MATERIAL SHOWN:

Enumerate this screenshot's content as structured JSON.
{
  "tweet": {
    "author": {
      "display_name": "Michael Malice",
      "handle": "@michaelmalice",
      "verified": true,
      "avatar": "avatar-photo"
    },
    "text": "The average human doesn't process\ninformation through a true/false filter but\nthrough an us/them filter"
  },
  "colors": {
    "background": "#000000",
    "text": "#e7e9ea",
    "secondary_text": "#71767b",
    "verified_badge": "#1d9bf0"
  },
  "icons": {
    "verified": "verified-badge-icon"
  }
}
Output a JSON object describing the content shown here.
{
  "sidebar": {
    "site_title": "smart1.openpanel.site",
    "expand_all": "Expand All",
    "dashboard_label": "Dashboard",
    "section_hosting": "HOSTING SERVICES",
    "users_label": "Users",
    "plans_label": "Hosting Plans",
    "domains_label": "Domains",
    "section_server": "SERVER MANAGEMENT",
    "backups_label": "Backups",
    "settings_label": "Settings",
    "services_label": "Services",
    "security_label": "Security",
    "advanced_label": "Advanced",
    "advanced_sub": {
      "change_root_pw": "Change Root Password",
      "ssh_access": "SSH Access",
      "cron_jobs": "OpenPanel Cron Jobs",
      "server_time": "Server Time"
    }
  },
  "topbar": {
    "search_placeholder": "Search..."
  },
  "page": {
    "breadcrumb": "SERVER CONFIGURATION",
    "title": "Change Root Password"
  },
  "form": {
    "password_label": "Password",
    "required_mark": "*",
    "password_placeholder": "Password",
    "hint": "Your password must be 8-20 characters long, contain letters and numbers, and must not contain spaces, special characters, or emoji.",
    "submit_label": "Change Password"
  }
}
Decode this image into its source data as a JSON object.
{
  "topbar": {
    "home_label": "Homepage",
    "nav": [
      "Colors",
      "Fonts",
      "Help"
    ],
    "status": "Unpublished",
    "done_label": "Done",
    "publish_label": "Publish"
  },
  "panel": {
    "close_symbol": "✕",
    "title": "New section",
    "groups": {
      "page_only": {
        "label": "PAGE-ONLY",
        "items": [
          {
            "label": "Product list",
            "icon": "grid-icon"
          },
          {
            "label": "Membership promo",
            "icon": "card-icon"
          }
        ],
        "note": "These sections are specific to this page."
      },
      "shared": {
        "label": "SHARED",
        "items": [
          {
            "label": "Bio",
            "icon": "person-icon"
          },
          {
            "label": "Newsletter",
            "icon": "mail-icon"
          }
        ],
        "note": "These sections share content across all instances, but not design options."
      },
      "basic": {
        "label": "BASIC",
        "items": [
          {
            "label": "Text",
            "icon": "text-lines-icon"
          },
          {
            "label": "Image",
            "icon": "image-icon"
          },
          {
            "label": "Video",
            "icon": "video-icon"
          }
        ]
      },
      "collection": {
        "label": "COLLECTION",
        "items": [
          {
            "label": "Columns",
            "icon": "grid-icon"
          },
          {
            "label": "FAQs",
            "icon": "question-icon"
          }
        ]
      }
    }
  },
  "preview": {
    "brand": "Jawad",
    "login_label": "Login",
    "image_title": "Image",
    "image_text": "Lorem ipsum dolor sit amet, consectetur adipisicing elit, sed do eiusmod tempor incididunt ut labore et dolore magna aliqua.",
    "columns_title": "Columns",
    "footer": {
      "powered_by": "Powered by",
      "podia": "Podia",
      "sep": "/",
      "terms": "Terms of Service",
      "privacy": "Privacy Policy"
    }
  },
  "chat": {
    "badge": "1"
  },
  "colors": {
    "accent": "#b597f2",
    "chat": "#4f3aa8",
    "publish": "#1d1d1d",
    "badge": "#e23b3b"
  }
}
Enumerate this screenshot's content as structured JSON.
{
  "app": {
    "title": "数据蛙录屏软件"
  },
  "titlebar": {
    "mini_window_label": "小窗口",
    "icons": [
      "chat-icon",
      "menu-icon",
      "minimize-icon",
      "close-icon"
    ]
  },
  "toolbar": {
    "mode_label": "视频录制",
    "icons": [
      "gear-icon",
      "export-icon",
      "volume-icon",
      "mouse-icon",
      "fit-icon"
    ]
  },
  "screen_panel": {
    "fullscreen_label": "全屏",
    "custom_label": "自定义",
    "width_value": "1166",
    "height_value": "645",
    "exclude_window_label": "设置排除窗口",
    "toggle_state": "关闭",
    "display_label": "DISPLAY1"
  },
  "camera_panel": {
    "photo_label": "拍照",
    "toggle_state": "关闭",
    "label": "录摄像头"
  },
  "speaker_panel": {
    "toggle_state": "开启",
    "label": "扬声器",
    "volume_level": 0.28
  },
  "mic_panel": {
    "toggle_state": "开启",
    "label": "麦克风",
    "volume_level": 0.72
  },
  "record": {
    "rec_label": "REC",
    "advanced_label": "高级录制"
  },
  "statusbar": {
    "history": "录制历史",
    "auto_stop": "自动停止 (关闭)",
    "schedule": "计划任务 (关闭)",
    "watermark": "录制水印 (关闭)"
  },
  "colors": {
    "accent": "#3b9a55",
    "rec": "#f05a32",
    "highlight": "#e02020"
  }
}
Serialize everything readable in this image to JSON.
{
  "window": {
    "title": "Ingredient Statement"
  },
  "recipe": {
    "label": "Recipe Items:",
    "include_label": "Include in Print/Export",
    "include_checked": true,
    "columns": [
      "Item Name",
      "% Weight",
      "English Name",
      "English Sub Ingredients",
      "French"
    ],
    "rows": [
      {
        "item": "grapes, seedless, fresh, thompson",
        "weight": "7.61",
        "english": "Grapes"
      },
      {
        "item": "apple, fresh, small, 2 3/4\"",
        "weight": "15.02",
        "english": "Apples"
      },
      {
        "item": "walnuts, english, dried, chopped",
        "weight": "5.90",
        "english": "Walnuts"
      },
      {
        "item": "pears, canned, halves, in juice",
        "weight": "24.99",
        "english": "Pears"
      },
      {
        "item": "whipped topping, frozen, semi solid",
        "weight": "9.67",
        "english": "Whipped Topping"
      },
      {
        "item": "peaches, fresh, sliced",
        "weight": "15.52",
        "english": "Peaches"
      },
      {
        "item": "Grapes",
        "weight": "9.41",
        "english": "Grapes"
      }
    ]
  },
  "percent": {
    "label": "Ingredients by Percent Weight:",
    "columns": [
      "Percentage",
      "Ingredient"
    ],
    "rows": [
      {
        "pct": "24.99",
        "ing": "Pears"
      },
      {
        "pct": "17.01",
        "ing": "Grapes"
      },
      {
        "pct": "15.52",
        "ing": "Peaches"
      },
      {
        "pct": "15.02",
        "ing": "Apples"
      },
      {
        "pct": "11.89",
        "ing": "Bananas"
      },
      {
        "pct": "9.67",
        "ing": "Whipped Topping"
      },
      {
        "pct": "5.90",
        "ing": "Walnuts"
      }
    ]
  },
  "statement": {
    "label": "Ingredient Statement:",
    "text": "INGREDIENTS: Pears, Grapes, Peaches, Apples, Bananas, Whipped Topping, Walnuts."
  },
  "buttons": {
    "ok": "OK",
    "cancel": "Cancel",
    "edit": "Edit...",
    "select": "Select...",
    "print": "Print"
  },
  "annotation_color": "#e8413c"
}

TASK BRIEF:
Extract every record. Keep wording exact.

EXERCISE ANSWER:
Enumerate this screenshot's content as structured JSON.
{
  "tweet": {
    "author": {
      "display_name": "Michael Malice",
      "handle": "@michaelmalice",
      "verified": true,
      "avatar": "avatar-photo"
    },
    "text": "The average human doesn't process\ninformation through a true/false filter but\nthrough an us/them filter"
  },
  "colors": {
    "background": "#000000",
    "text": "#e7e9ea",
    "secondary_text": "#71767b",
    "verified_badge": "#1d9bf0"
  },
  "icons": {
    "verified": "verified-badge-icon"
  }
}
Output a JSON object describing the content shown here.
{
  "sidebar": {
    "site_title": "smart1.openpanel.site",
    "expand_all": "Expand All",
    "dashboard_label": "Dashboard",
    "section_hosting": "HOSTING SERVICES",
    "users_label": "Users",
    "plans_label": "Hosting Plans",
    "domains_label": "Domains",
    "section_server": "SERVER MANAGEMENT",
    "backups_label": "Backups",
    "settings_label": "Settings",
    "services_label": "Services",
    "security_label": "Security",
    "advanced_label": "Advanced",
    "advanced_sub": {
      "change_root_pw": "Change Root Password",
      "ssh_access": "SSH Access",
      "cron_jobs": "OpenPanel Cron Jobs",
      "server_time": "Server Time"
    }
  },
  "topbar": {
    "search_placeholder": "Search..."
  },
  "page": {
    "breadcrumb": "SERVER CONFIGURATION",
    "title": "Change Root Password"
  },
  "form": {
    "password_label": "Password",
    "required_mark": "*",
    "password_placeholder": "Password",
    "hint": "Your password must be 8-20 characters long, contain letters and numbers, and must not contain spaces, special characters, or emoji.",
    "submit_label": "Change Password"
  }
}
Decode this image into its source data as a JSON object.
{
  "topbar": {
    "home_label": "Homepage",
    "nav": [
      "Colors",
      "Fonts",
      "Help"
    ],
    "status": "Unpublished",
    "done_label": "Done",
    "publish_label": "Publish"
  },
  "panel": {
    "close_symbol": "✕",
    "title": "New section",
    "groups": {
      "page_only": {
        "label": "PAGE-ONLY",
        "items": [
          {
            "label": "Product list",
            "icon": "grid-icon"
          },
          {
            "label": "Membership promo",
            "icon": "card-icon"
          }
        ],
        "note": "These sections are specific to this page."
      },
      "shared": {
        "label": "SHARED",
        "items": [
          {
            "label": "Bio",
            "icon": "person-icon"
          },
          {
            "label": "Newsletter",
            "icon": "mail-icon"
          }
        ],
        "note": "These sections share content across all instances, but not design options."
      },
      "basic": {
        "label": "BASIC",
        "items": [
          {
            "label": "Text",
            "icon": "text-lines-icon"
          },
          {
            "label": "Image",
            "icon": "image-icon"
          },
          {
            "label": "Video",
            "icon": "video-icon"
          }
        ]
      },
      "collection": {
        "label": "COLLECTION",
        "items": [
          {
            "label": "Columns",
            "icon": "grid-icon"
          },
          {
            "label": "FAQs",
            "icon": "question-icon"
          }
        ]
      }
    }
  },
  "preview": {
    "brand": "Jawad",
    "login_label": "Login",
    "image_title": "Image",
    "image_text": "Lorem ipsum dolor sit amet, consectetur adipisicing elit, sed do eiusmod tempor incididunt ut labore et dolore magna aliqua.",
    "columns_title": "Columns",
    "footer": {
      "powered_by": "Powered by",
      "podia": "Podia",
      "sep": "/",
      "terms": "Terms of Service",
      "privacy": "Privacy Policy"
    }
  },
  "chat": {
    "badge": "1"
  },
  "colors": {
    "accent": "#b597f2",
    "chat": "#4f3aa8",
    "publish": "#1d1d1d",
    "badge": "#e23b3b"
  }
}
Enumerate this screenshot's content as structured JSON.
{
  "app": {
    "title": "数据蛙录屏软件"
  },
  "titlebar": {
    "mini_window_label": "小窗口",
    "icons": [
      "chat-icon",
      "menu-icon",
      "minimize-icon",
      "close-icon"
    ]
  },
  "toolbar": {
    "mode_label": "视频录制",
    "icons": [
      "gear-icon",
      "export-icon",
      "volume-icon",
      "mouse-icon",
      "fit-icon"
    ]
  },
  "screen_panel": {
    "fullscreen_label": "全屏",
    "custom_label": "自定义",
    "width_value": "1166",
    "height_value": "645",
    "exclude_window_label": "设置排除窗口",
    "toggle_state": "关闭",
    "display_label": "DISPLAY1"
  },
  "camera_panel": {
    "photo_label": "拍照",
    "toggle_state": "关闭",
    "label": "录摄像头"
  },
  "speaker_panel": {
    "toggle_state": "开启",
    "label": "扬声器",
    "volume_level": 0.28
  },
  "mic_panel": {
    "toggle_state": "开启",
    "label": "麦克风",
    "volume_level": 0.72
  },
  "record": {
    "rec_label": "REC",
    "advanced_label": "高级录制"
  },
  "statusbar": {
    "history": "录制历史",
    "auto_stop": "自动停止 (关闭)",
    "schedule": "计划任务 (关闭)",
    "watermark": "录制水印 (关闭)"
  },
  "colors": {
    "accent": "#3b9a55",
    "rec": "#f05a32",
    "highlight": "#e02020"
  }
}
Serialize everything readable in this image to JSON.
{
  "window": {
    "title": "Ingredient Statement"
  },
  "recipe": {
    "label": "Recipe Items:",
    "include_label": "Include in Print/Export",
    "include_checked": true,
    "columns": [
      "Item Name",
      "% Weight",
      "English Name",
      "English Sub Ingredients",
      "French"
    ],
    "rows": [
      {
        "item": "grapes, seedless, fresh, thompson",
        "weight": "7.61",
        "english": "Grapes"
      },
      {
        "item": "apple, fresh, small, 2 3/4\"",
        "weight": "15.02",
        "english": "Apples"
      },
      {
        "item": "walnuts, english, dried, chopped",
        "weight": "5.90",
        "english": "Walnuts"
      },
      {
        "item": "pears, canned, halves, in juice",
        "weight": "24.99",
        "english": "Pears"
      },
      {
        "item": "whipped topping, frozen, semi solid",
        "weight": "9.67",
        "english": "Whipped Topping"
      },
      {
        "item": "peaches, fresh, sliced",
        "weight": "15.52",
        "english": "Peaches"
      },
      {
        "item": "Grapes",
        "weight": "9.41",
        "english": "Grapes"
      }
    ]
  },
  "percent": {
    "label": "Ingredients by Percent Weight:",
    "columns": [
      "Percentage",
      "Ingredient"
    ],
    "rows": [
      {
        "pct": "24.99",
        "ing": "Pears"
      },
      {
        "pct": "17.01",
        "ing": "Grapes"
      },
      {
        "pct": "15.52",
        "ing": "Peaches"
      },
      {
        "pct": "15.02",
        "ing": "Apples"
      },
      {
        "pct": "11.89",
        "ing": "Bananas"
      },
      {
        "pct": "9.67",
        "ing": "Whipped Topping"
      },
      {
        "pct": "5.90",
        "ing": "Walnuts"
      }
    ]
  },
  "statement": {
    "label": "Ingredient Statement:",
    "text": "INGREDIENTS: Pears, Grapes, Peaches, Apples, Bananas, Whipped Topping, Walnuts."
  },
  "buttons": {
    "ok": "OK",
    "cancel": "Cancel",
    "edit": "Edit...",
    "select": "Select...",
    "print": "Print"
  },
  "annotation_color": "#e8413c"
}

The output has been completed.